Reproduce the whole listing, character for character.
━━━ Given data
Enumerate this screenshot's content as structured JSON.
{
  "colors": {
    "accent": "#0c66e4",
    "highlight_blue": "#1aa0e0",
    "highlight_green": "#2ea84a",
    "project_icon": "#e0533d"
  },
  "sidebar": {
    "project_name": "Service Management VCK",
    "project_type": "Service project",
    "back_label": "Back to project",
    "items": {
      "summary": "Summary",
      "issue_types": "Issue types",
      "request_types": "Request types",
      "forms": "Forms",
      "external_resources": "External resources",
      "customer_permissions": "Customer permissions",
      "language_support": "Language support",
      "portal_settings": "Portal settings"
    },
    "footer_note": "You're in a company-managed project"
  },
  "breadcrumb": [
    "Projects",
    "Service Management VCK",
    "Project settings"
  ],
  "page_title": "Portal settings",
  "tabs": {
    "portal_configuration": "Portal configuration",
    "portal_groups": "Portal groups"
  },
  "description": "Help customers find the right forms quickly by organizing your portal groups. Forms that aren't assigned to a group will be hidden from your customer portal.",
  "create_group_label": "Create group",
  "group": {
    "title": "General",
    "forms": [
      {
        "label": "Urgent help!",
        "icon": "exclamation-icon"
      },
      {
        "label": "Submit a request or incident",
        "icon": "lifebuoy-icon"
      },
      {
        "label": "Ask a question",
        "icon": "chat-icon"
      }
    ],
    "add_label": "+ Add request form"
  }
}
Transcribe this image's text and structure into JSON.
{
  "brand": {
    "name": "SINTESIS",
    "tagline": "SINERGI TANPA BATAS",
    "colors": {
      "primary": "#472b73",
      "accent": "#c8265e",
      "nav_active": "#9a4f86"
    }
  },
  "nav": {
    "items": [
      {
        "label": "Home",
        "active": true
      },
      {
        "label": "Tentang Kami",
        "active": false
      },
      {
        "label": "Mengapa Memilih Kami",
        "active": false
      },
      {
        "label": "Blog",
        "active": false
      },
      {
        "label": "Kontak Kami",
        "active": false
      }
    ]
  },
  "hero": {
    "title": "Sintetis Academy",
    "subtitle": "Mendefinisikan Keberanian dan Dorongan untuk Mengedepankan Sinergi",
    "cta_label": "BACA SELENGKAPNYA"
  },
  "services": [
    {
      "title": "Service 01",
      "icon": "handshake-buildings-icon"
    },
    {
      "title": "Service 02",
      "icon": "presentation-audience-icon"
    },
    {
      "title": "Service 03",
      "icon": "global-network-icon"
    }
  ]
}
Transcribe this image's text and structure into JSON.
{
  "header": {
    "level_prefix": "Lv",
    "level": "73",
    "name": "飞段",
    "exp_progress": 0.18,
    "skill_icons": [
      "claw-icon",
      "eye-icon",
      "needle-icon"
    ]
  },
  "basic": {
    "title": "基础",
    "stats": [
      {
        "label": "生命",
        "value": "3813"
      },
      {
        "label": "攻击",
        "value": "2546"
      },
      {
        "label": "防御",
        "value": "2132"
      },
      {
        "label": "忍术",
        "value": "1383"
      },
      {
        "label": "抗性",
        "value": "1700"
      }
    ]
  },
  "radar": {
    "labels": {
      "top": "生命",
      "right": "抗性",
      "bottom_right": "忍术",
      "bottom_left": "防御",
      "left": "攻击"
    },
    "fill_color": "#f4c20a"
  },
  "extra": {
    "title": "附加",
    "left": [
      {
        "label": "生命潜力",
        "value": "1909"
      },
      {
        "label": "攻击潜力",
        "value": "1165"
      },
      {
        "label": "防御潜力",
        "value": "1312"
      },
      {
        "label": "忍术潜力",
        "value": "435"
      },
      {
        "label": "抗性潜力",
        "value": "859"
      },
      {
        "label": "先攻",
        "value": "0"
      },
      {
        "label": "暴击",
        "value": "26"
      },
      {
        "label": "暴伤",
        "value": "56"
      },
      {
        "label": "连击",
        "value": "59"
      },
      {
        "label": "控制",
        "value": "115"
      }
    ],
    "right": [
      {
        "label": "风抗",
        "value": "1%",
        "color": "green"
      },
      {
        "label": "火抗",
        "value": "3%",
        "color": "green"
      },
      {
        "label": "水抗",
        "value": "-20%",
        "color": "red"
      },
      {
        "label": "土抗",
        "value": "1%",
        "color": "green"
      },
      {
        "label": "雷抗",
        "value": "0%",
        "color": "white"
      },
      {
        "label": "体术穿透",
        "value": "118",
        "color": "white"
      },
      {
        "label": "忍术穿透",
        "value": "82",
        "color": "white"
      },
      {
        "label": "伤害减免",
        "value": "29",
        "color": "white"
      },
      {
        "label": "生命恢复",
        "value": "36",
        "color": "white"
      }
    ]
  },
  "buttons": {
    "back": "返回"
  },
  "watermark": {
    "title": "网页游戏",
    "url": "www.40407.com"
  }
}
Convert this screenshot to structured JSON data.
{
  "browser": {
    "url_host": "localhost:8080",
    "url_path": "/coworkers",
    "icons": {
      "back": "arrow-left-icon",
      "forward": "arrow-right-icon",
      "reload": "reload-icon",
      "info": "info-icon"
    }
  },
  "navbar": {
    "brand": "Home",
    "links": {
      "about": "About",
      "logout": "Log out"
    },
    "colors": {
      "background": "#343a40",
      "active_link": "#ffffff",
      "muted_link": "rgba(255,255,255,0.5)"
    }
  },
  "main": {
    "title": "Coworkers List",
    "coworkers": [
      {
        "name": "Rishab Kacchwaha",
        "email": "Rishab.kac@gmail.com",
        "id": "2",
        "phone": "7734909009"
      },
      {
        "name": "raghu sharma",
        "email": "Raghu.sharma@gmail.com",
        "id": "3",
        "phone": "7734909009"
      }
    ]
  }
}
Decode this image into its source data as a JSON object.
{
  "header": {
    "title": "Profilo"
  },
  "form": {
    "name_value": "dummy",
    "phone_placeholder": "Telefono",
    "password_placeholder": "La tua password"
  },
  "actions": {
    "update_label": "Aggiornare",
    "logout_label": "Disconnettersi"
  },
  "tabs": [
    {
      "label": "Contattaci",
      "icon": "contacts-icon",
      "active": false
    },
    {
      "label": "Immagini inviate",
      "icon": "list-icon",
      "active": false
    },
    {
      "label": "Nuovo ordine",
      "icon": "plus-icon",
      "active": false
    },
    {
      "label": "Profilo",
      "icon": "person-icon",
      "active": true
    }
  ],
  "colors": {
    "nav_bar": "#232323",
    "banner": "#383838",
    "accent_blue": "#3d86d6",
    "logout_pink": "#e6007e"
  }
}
━━━━━━
● **Reply**
Enumerate this screenshot's content as structured JSON.
{
  "colors": {
    "accent": "#0c66e4",
    "highlight_blue": "#1aa0e0",
    "highlight_green": "#2ea84a",
    "project_icon": "#e0533d"
  },
  "sidebar": {
    "project_name": "Service Management VCK",
    "project_type": "Service project",
    "back_label": "Back to project",
    "items": {
      "summary": "Summary",
      "issue_types": "Issue types",
      "request_types": "Request types",
      "forms": "Forms",
      "external_resources": "External resources",
      "customer_permissions": "Customer permissions",
      "language_support": "Language support",
      "portal_settings": "Portal settings"
    },
    "footer_note": "You're in a company-managed project"
  },
  "breadcrumb": [
    "Projects",
    "Service Management VCK",
    "Project settings"
  ],
  "page_title": "Portal settings",
  "tabs": {
    "portal_configuration": "Portal configuration",
    "portal_groups": "Portal groups"
  },
  "description": "Help customers find the right forms quickly by organizing your portal groups. Forms that aren't assigned to a group will be hidden from your customer portal.",
  "create_group_label": "Create group",
  "group": {
    "title": "General",
    "forms": [
      {
        "label": "Urgent help!",
        "icon": "exclamation-icon"
      },
      {
        "label": "Submit a request or incident",
        "icon": "lifebuoy-icon"
      },
      {
        "label": "Ask a question",
        "icon": "chat-icon"
      }
    ],
    "add_label": "+ Add request form"
  }
}
Transcribe this image's text and structure into JSON.
{
  "brand": {
    "name": "SINTESIS",
    "tagline": "SINERGI TANPA BATAS",
    "colors": {
      "primary": "#472b73",
      "accent": "#c8265e",
      "nav_active": "#9a4f86"
    }
  },
  "nav": {
    "items": [
      {
        "label": "Home",
        "active": true
      },
      {
        "label": "Tentang Kami",
        "active": false
      },
      {
        "label": "Mengapa Memilih Kami",
        "active": false
      },
      {
        "label": "Blog",
        "active": false
      },
      {
        "label": "Kontak Kami",
        "active": false
      }
    ]
  },
  "hero": {
    "title": "Sintetis Academy",
    "subtitle": "Mendefinisikan Keberanian dan Dorongan untuk Mengedepankan Sinergi",
    "cta_label": "BACA SELENGKAPNYA"
  },
  "services": [
    {
      "title": "Service 01",
      "icon": "handshake-buildings-icon"
    },
    {
      "title": "Service 02",
      "icon": "presentation-audience-icon"
    },
    {
      "title": "Service 03",
      "icon": "global-network-icon"
    }
  ]
}
Transcribe this image's text and structure into JSON.
{
  "header": {
    "level_prefix": "Lv",
    "level": "73",
    "name": "飞段",
    "exp_progress": 0.18,
    "skill_icons": [
      "claw-icon",
      "eye-icon",
      "needle-icon"
    ]
  },
  "basic": {
    "title": "基础",
    "stats": [
      {
        "label": "生命",
        "value": "3813"
      },
      {
        "label": "攻击",
        "value": "2546"
      },
      {
        "label": "防御",
        "value": "2132"
      },
      {
        "label": "忍术",
        "value": "1383"
      },
      {
        "label": "抗性",
        "value": "1700"
      }
    ]
  },
  "radar": {
    "labels": {
      "top": "生命",
      "right": "抗性",
      "bottom_right": "忍术",
      "bottom_left": "防御",
      "left": "攻击"
    },
    "fill_color": "#f4c20a"
  },
  "extra": {
    "title": "附加",
    "left": [
      {
        "label": "生命潜力",
        "value": "1909"
      },
      {
        "label": "攻击潜力",
        "value": "1165"
      },
      {
        "label": "防御潜力",
        "value": "1312"
      },
      {
        "label": "忍术潜力",
        "value": "435"
      },
      {
        "label": "抗性潜力",
        "value": "859"
      },
      {
        "label": "先攻",
        "value": "0"
      },
      {
        "label": "暴击",
        "value": "26"
      },
      {
        "label": "暴伤",
        "value": "56"
      },
      {
        "label": "连击",
        "value": "59"
      },
      {
        "label": "控制",
        "value": "115"
      }
    ],
    "right": [
      {
        "label": "风抗",
        "value": "1%",
        "color": "green"
      },
      {
        "label": "火抗",
        "value": "3%",
        "color": "green"
      },
      {
        "label": "水抗",
        "value": "-20%",
        "color": "red"
      },
      {
        "label": "土抗",
        "value": "1%",
        "color": "green"
      },
      {
        "label": "雷抗",
        "value": "0%",
        "color": "white"
      },
      {
        "label": "体术穿透",
        "value": "118",
        "color": "white"
      },
      {
        "label": "忍术穿透",
        "value": "82",
        "color": "white"
      },
      {
        "label": "伤害减免",
        "value": "29",
        "color": "white"
      },
      {
        "label": "生命恢复",
        "value": "36",
        "color": "white"
      }
    ]
  },
  "buttons": {
    "back": "返回"
  },
  "watermark": {
    "title": "网页游戏",
    "url": "www.40407.com"
  }
}
Convert this screenshot to structured JSON data.
{
  "browser": {
    "url_host": "localhost:8080",
    "url_path": "/coworkers",
    "icons": {
      "back": "arrow-left-icon",
      "forward": "arrow-right-icon",
      "reload": "reload-icon",
      "info": "info-icon"
    }
  },
  "navbar": {
    "brand": "Home",
    "links": {
      "about": "About",
      "logout": "Log out"
    },
    "colors": {
      "background": "#343a40",
      "active_link": "#ffffff",
      "muted_link": "rgba(255,255,255,0.5)"
    }
  },
  "main": {
    "title": "Coworkers List",
    "coworkers": [
      {
        "name": "Rishab Kacchwaha",
        "email": "Rishab.kac@gmail.com",
        "id": "2",
        "phone": "7734909009"
      },
      {
        "name": "raghu sharma",
        "email": "Raghu.sharma@gmail.com",
        "id": "3",
        "phone": "7734909009"
      }
    ]
  }
}
Decode this image into its source data as a JSON object.
{
  "header": {
    "title": "Profilo"
  },
  "form": {
    "name_value": "dummy",
    "phone_placeholder": "Telefono",
    "password_placeholder": "La tua password"
  },
  "actions": {
    "update_label": "Aggiornare",
    "logout_label": "Disconnettersi"
  },
  "tabs": [
    {
      "label": "Contattaci",
      "icon": "contacts-icon",
      "active": false
    },
    {
      "label": "Immagini inviate",
      "icon": "list-icon",
      "active": false
    },
    {
      "label": "Nuovo ordine",
      "icon": "plus-icon",
      "active": false
    },
    {
      "label": "Profilo",
      "icon": "person-icon",
      "active": true
    }
  ],
  "colors": {
    "nav_bar": "#232323",
    "banner": "#383838",
    "accent_blue": "#3d86d6",
    "logout_pink": "#e6007e"
  }
}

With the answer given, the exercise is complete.